### Source material:
— START —
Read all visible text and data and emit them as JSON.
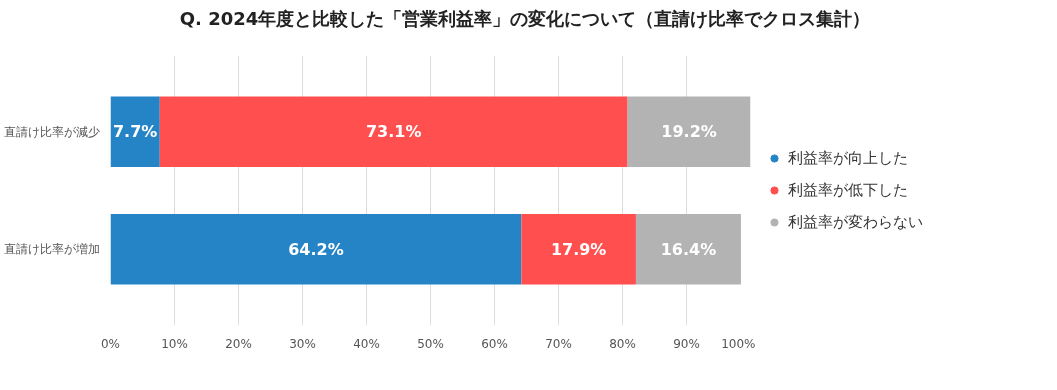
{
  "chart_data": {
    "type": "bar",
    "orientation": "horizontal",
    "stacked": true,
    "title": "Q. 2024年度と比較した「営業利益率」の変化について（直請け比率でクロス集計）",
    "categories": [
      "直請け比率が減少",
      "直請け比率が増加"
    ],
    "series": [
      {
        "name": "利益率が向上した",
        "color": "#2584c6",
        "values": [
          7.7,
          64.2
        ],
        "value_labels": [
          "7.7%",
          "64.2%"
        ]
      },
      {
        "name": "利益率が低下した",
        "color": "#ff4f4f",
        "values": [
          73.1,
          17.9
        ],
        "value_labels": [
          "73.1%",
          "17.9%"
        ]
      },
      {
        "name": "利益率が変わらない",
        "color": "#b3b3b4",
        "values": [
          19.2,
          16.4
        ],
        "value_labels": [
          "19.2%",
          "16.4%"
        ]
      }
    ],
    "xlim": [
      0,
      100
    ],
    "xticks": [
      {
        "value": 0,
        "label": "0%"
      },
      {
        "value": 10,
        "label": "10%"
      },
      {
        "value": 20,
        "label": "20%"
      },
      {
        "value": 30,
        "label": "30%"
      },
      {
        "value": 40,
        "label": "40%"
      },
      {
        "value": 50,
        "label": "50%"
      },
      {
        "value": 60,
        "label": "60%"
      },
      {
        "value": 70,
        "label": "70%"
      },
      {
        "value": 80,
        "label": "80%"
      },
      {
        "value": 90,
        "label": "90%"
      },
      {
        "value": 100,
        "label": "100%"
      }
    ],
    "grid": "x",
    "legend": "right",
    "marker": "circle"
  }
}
— END —
### Exercise aim:
Look through the lines above and collect those with the word "name".

### Correct output:
        "name": "利益率が向上した",
        "name": "利益率が低下した",
        "name": "利益率が変わらない",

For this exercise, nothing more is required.